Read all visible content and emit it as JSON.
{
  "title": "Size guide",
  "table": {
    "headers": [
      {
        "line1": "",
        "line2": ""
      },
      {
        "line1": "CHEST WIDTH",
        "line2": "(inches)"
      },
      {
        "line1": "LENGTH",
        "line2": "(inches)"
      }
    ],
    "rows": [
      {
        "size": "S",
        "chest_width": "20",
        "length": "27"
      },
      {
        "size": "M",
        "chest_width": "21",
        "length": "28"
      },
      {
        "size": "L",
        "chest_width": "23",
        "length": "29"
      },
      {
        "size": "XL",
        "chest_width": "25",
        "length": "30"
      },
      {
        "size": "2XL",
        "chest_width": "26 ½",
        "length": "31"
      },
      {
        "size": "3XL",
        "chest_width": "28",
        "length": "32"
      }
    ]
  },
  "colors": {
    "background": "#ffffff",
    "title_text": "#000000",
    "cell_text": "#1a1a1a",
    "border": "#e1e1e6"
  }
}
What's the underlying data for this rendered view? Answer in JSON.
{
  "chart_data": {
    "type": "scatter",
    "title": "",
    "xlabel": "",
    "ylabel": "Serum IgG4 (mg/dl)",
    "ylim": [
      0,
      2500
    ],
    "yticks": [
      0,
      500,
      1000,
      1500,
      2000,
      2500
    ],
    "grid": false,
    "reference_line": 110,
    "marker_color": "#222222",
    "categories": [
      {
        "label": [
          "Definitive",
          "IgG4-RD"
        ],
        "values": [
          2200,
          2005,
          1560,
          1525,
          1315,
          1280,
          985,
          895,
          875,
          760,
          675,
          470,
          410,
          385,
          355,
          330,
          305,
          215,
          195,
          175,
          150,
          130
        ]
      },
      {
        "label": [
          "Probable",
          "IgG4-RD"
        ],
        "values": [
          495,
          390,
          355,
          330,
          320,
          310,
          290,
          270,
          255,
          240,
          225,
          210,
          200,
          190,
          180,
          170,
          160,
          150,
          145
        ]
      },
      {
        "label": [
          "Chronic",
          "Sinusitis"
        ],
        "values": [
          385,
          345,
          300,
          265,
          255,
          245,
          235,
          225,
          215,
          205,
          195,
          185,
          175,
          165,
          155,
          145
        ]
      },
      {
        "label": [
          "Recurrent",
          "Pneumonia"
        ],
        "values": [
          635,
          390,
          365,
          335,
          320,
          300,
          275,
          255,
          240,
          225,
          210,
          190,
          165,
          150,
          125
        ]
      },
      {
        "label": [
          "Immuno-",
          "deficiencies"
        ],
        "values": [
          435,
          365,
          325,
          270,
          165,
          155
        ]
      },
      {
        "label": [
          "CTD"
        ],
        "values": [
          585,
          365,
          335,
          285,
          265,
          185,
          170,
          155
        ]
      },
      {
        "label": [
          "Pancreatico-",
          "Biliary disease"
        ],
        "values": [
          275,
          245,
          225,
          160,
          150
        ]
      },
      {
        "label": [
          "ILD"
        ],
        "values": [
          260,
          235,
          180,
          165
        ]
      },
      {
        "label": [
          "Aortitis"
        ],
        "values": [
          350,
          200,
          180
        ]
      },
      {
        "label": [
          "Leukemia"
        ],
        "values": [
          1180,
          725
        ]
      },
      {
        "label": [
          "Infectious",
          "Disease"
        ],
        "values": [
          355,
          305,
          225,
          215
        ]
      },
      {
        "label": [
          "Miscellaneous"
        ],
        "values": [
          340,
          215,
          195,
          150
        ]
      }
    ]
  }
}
● ● ●
■ Directive
Output all preceding records character for character.

■ Answer
Read all visible content and emit it as JSON.
{
  "title": "Size guide",
  "table": {
    "headers": [
      {
        "line1": "",
        "line2": ""
      },
      {
        "line1": "CHEST WIDTH",
        "line2": "(inches)"
      },
      {
        "line1": "LENGTH",
        "line2": "(inches)"
      }
    ],
    "rows": [
      {
        "size": "S",
        "chest_width": "20",
        "length": "27"
      },
      {
        "size": "M",
        "chest_width": "21",
        "length": "28"
      },
      {
        "size": "L",
        "chest_width": "23",
        "length": "29"
      },
      {
        "size": "XL",
        "chest_width": "25",
        "length": "30"
      },
      {
        "size": "2XL",
        "chest_width": "26 ½",
        "length": "31"
      },
      {
        "size": "3XL",
        "chest_width": "28",
        "length": "32"
      }
    ]
  },
  "colors": {
    "background": "#ffffff",
    "title_text": "#000000",
    "cell_text": "#1a1a1a",
    "border": "#e1e1e6"
  }
}
What's the underlying data for this rendered view? Answer in JSON.
{
  "chart_data": {
    "type": "scatter",
    "title": "",
    "xlabel": "",
    "ylabel": "Serum IgG4 (mg/dl)",
    "ylim": [
      0,
      2500
    ],
    "yticks": [
      0,
      500,
      1000,
      1500,
      2000,
      2500
    ],
    "grid": false,
    "reference_line": 110,
    "marker_color": "#222222",
    "categories": [
      {
        "label": [
          "Definitive",
          "IgG4-RD"
        ],
        "values": [
          2200,
          2005,
          1560,
          1525,
          1315,
          1280,
          985,
          895,
          875,
          760,
          675,
          470,
          410,
          385,
          355,
          330,
          305,
          215,
          195,
          175,
          150,
          130
        ]
      },
      {
        "label": [
          "Probable",
          "IgG4-RD"
        ],
        "values": [
          495,
          390,
          355,
          330,
          320,
          310,
          290,
          270,
          255,
          240,
          225,
          210,
          200,
          190,
          180,
          170,
          160,
          150,
          145
        ]
      },
      {
        "label": [
          "Chronic",
          "Sinusitis"
        ],
        "values": [
          385,
          345,
          300,
          265,
          255,
          245,
          235,
          225,
          215,
          205,
          195,
          185,
          175,
          165,
          155,
          145
        ]
      },
      {
        "label": [
          "Recurrent",
          "Pneumonia"
        ],
        "values": [
          635,
          390,
          365,
          335,
          320,
          300,
          275,
          255,
          240,
          225,
          210,
          190,
          165,
          150,
          125
        ]
      },
      {
        "label": [
          "Immuno-",
          "deficiencies"
        ],
        "values": [
          435,
          365,
          325,
          270,
          165,
          155
        ]
      },
      {
        "label": [
          "CTD"
        ],
        "values": [
          585,
          365,
          335,
          285,
          265,
          185,
          170,
          155
        ]
      },
      {
        "label": [
          "Pancreatico-",
          "Biliary disease"
        ],
        "values": [
          275,
          245,
          225,
          160,
          150
        ]
      },
      {
        "label": [
          "ILD"
        ],
        "values": [
          260,
          235,
          180,
          165
        ]
      },
      {
        "label": [
          "Aortitis"
        ],
        "values": [
          350,
          200,
          180
        ]
      },
      {
        "label": [
          "Leukemia"
        ],
        "values": [
          1180,
          725
        ]
      },
      {
        "label": [
          "Infectious",
          "Disease"
        ],
        "values": [
          355,
          305,
          225,
          215
        ]
      },
      {
        "label": [
          "Miscellaneous"
        ],
        "values": [
          340,
          215,
          195,
          150
        ]
      }
    ]
  }
}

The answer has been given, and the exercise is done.